In tea tree oil (Table S8, Figure S8), γ-terpinene (19.7%), α-pinene (9.5%), and neoalloocimene (8.8%) were the key constituents. These findings underscore the major compounds contributing to the unique chemical and biological properties of the tested EOs. These results highlight the dominant chemical constituents responsible for the biological activities and characteristic aromas of the EO analyzed.

3.3. Evaluation of Antibacterial Activity

This study demonstrated that EOs and compounds from cinnamon EO enhance the effectiveness of treatments commonly used against Gram-positive and Gram-negative nosocomial pathogens.
Regarding the antibacterial activity of bioactive compounds (Table 2), cinnamaldehyde showed the highest antibacterial activity (p < 0.05) against all Gram-positive and Gram-negative bacteria. The diameter of the inhibition zone of cinnamaldehyde ranged from 24.37 ± 0.25 mm to 50.22 ± 0.45 mm and was larger compared with EOs after treatment of all the tested bacterial strains (p < 0.05). Cinnamon, eucalyptus, and pine EOs inhibited all bacteria except P. aeruginosa. The diameter of the inhibition zone of eucalyptus EO against staphylococci was larger compared with other EOs (p < 0.05), and cinnamon EO was the most effective one against B. subtilis and S. Enteritidis (p < 0.05). Lavender, pine, and tea tree EOs were only active on certain bacteria, while basil and rosemary EOs did not affect any bacteria (diameter zone up to 12 mm).

**Activity list:**
1. For the essential oil excerpt, state whether each statement agrees with it, answering yes or no and quoting the exact words that decide it. (a) Cinnamaldehyde showed the highest antibacterial activity against all Gram-positive and Gram-negative bacteria. (b) Cinnamon, eucalyptus, and pine EOs inhibited P. aeruginosa. (c) Basil and rosemary EOs affected some of the bacteria.
2. Please reproduce the part of the essential oil excerpt that opens with the words containing "Regarding the antibacterial" and closes with "up to 12 mm).".
3. In the essential oil excerpt, which constituent had the highest percentage in tea tree oil?

[Stored data entries]
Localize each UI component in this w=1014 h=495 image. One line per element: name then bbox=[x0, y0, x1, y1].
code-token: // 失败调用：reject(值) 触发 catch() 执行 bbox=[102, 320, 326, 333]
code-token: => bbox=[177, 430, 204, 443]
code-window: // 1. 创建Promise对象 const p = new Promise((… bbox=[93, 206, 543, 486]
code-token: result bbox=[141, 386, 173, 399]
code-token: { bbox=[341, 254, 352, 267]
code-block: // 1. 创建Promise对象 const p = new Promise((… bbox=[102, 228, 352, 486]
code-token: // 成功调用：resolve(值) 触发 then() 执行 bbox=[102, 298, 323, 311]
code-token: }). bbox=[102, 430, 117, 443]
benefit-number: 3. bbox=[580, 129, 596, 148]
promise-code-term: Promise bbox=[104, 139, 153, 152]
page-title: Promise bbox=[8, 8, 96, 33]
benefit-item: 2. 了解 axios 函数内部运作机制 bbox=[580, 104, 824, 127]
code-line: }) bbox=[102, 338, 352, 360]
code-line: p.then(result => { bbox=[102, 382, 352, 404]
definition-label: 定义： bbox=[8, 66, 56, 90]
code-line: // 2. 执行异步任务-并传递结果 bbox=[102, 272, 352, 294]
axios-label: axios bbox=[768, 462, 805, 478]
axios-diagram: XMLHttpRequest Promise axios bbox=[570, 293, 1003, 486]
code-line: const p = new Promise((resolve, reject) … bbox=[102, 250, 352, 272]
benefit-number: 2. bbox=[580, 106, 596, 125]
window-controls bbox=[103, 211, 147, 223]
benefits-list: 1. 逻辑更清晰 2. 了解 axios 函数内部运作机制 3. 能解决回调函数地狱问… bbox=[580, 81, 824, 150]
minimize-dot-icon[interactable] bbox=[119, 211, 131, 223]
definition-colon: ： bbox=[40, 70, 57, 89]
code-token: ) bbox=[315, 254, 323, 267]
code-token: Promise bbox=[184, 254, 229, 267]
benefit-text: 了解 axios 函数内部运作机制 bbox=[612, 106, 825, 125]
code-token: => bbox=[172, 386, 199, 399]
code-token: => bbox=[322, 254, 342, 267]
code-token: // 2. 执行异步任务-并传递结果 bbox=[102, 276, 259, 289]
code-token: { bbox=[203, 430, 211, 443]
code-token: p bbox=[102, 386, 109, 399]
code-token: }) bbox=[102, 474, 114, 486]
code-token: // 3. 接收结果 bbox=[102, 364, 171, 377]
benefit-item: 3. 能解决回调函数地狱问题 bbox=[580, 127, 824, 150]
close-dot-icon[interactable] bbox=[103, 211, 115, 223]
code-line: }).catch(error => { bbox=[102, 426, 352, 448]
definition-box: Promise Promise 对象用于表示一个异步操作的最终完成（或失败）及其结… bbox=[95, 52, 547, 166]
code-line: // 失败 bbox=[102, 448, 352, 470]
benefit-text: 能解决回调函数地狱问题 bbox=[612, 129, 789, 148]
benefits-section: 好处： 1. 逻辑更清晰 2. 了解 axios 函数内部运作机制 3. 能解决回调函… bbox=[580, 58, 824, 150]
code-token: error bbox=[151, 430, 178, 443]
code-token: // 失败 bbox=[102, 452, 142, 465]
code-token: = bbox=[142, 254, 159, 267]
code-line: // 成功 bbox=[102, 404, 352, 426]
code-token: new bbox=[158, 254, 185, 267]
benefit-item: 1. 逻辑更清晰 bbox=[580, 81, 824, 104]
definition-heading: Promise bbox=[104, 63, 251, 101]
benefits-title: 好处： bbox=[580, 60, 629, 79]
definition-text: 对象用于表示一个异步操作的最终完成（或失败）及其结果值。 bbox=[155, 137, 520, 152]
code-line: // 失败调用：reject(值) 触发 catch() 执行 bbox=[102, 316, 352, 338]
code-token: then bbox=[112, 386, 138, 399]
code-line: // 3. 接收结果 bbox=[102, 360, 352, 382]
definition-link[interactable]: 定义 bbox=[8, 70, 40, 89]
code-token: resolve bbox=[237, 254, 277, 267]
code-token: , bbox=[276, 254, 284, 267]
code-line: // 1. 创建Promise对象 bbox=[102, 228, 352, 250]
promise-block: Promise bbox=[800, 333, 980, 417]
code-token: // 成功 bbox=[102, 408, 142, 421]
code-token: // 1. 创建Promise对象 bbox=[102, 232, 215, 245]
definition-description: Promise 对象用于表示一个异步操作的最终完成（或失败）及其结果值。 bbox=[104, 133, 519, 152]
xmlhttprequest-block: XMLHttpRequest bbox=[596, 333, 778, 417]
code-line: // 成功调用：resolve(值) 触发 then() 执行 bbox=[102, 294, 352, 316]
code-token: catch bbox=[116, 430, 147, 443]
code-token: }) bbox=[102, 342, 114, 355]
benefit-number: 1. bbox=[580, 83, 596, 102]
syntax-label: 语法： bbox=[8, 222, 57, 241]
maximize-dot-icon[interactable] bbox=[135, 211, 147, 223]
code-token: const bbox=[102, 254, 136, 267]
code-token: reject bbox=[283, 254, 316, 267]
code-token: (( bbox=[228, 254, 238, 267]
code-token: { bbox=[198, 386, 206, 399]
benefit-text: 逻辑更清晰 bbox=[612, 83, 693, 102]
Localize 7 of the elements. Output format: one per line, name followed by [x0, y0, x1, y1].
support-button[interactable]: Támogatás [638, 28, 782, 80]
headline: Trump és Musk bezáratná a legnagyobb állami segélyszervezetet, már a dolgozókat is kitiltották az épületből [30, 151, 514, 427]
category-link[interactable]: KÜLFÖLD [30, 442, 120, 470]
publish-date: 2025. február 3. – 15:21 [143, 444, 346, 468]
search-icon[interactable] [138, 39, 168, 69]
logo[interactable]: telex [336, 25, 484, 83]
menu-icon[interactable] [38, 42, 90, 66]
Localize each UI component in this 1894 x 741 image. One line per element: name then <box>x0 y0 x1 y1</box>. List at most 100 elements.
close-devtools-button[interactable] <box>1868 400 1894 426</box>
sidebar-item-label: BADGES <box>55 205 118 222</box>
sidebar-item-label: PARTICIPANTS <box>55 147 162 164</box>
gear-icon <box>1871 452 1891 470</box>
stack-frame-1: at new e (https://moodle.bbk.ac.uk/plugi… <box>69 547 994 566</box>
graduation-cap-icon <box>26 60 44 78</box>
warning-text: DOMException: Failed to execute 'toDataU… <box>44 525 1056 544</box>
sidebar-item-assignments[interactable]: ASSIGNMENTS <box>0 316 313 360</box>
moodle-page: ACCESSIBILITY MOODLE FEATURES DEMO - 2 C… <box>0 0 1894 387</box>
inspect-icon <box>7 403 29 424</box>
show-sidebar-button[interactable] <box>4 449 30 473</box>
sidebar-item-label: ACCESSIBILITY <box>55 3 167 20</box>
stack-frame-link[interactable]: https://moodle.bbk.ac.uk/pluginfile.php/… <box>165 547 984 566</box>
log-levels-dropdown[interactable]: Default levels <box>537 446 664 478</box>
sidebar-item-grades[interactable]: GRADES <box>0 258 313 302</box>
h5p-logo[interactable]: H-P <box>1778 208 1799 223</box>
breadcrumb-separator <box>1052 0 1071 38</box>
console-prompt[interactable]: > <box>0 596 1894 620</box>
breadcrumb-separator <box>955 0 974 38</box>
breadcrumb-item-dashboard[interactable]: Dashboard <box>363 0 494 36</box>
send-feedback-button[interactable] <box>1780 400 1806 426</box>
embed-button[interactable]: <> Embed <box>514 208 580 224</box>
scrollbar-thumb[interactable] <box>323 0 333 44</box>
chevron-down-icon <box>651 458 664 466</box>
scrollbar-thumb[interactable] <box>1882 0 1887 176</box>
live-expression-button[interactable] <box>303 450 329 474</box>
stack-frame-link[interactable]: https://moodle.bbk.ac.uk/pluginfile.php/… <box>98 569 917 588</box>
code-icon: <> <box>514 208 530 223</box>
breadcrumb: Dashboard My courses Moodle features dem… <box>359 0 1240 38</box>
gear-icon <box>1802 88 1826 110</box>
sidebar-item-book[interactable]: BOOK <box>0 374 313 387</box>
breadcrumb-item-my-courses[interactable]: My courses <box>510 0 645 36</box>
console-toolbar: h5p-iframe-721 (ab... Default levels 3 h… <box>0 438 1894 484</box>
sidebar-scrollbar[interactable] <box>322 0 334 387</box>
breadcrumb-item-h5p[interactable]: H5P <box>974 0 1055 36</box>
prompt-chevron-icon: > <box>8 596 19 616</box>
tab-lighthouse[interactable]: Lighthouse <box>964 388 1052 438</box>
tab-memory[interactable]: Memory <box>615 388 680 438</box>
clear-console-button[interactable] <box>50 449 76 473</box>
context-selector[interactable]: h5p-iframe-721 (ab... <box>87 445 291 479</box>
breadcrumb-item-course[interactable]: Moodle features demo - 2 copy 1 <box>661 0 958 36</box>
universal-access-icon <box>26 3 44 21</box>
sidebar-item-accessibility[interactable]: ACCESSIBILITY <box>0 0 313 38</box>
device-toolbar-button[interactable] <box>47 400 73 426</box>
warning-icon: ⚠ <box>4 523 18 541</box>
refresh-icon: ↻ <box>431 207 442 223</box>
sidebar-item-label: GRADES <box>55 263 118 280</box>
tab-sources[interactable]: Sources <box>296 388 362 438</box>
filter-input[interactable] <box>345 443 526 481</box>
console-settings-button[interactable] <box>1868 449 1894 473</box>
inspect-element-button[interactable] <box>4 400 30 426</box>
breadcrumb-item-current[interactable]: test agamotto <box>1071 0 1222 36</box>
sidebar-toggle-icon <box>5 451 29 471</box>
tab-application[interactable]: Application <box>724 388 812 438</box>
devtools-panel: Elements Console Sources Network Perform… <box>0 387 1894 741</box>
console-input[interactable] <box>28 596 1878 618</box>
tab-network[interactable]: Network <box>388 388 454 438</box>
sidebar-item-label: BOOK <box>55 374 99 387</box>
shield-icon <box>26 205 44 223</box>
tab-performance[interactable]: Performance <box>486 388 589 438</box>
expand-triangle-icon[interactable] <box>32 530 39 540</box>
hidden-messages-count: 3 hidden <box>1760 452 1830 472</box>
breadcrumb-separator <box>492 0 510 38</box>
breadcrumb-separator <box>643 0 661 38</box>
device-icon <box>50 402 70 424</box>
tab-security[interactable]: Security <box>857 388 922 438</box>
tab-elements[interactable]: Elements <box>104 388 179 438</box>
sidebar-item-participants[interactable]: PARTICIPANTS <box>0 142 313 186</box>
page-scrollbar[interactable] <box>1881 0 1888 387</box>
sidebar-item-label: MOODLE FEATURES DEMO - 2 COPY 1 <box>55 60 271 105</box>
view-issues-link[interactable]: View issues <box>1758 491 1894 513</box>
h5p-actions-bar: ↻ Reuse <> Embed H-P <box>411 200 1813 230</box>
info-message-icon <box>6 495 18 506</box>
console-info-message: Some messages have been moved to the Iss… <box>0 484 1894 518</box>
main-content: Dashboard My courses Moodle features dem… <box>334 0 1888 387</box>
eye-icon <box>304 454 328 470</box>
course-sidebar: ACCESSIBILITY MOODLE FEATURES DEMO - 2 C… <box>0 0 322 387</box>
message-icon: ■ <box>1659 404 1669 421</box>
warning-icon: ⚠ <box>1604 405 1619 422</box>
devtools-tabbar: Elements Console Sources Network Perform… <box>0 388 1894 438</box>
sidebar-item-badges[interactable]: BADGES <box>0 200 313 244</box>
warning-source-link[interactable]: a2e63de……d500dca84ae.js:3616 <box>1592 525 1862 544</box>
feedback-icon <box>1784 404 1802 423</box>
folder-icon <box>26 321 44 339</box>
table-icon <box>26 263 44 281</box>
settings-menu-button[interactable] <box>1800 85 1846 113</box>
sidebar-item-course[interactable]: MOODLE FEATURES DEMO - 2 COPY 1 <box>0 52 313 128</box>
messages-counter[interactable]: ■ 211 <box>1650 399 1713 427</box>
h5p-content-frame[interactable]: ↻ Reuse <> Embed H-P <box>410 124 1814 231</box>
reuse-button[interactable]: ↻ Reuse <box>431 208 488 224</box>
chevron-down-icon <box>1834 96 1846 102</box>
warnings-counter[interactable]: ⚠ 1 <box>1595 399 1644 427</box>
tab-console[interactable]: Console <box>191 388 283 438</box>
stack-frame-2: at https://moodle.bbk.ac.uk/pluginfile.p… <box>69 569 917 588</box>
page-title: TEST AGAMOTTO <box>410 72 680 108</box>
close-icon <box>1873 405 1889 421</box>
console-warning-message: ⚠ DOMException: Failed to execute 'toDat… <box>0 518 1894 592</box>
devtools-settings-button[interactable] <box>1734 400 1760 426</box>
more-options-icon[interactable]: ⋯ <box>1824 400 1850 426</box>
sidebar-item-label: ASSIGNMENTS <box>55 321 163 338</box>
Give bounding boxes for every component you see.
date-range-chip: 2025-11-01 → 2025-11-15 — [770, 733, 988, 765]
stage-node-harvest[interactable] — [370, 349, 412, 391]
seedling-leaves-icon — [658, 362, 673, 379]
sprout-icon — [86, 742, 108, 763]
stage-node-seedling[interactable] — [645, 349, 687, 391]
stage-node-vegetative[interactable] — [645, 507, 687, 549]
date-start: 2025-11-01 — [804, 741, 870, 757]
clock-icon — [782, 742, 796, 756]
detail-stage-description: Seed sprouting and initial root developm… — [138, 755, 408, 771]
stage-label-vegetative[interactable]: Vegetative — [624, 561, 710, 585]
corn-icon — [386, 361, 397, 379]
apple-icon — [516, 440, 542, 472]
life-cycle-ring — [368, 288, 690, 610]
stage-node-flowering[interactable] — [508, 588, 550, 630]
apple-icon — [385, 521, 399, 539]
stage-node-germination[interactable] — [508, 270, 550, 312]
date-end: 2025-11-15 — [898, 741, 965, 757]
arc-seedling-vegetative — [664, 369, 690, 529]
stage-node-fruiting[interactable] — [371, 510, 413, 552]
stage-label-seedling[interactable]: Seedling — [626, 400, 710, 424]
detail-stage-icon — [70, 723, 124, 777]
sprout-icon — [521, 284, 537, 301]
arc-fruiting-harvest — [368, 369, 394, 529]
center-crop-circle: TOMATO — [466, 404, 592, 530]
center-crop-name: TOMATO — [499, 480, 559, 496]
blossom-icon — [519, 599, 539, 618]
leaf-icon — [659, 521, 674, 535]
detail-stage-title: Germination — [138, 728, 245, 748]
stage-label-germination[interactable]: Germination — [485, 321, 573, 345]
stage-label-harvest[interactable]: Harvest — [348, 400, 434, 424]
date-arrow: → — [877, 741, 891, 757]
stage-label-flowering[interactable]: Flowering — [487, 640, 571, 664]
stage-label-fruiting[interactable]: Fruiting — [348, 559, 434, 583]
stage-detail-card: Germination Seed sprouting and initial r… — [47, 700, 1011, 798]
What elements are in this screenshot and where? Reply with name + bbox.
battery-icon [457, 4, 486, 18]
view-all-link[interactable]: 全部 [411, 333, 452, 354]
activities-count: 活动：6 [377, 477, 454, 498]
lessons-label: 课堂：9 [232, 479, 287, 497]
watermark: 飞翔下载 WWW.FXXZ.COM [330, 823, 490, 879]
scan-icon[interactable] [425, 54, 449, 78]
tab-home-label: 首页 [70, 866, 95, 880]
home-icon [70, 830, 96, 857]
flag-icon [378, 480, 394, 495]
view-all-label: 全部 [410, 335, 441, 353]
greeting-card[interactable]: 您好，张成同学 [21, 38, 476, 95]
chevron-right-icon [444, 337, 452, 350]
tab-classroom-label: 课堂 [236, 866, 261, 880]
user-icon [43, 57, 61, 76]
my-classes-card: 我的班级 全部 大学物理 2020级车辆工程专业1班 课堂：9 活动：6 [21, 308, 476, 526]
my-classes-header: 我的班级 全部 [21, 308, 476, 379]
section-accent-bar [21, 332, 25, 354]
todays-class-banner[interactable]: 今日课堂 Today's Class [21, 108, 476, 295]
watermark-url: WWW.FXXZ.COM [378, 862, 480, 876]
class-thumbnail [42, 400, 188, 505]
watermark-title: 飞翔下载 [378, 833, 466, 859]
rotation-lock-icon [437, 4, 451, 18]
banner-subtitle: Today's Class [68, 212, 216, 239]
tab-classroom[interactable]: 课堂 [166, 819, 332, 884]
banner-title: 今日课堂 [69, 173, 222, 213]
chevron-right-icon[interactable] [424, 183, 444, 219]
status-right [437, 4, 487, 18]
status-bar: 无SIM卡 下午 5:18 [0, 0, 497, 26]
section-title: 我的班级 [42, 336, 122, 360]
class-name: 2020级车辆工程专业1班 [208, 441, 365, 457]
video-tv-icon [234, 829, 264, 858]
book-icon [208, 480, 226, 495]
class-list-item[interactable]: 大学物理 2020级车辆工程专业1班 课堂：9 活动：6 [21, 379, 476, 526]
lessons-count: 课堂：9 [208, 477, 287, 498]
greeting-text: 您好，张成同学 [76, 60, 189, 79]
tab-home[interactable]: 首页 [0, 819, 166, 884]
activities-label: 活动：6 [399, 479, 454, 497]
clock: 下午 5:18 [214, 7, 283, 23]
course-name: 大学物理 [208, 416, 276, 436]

**Responses by item number:**
1.
(a) Yes: "cinnamaldehyde showed the highest antibacterial activity (p < 0.05) against all Gram-positive and Gram-negative bacteria"
(b) No: "Cinnamon, eucalyptus, and pine EOs inhibited all bacteria except P. aeruginosa"
(c) No: "basil and rosemary EOs did not affect any bacteria"

2.
Regarding the antibacterial activity of bioactive compounds (Table 2), cinnamaldehyde showed the highest antibacterial activity (p < 0.05) against all Gram-positive and Gram-negative bacteria. The diameter of the inhibition zone of cinnamaldehyde ranged from 24.37 ± 0.25 mm to 50.22 ± 0.45 mm and was larger compared with EOs after treatment of all the tested bacterial strains (p < 0.05). Cinnamon, eucalyptus, and pine EOs inhibited all bacteria except P. aeruginosa. The diameter of the inhibition zone of eucalyptus EO against staphylococci was larger compared with other EOs (p < 0.05), and cinnamon EO was the most effective one against B. subtilis and S. Enteritidis (p < 0.05). Lavender, pine, and tea tree EOs were only active on certain bacteria, while basil and rosemary EOs did not affect any bacteria (diameter zone up to 12 mm).

3. γ-terpinene (19.7%).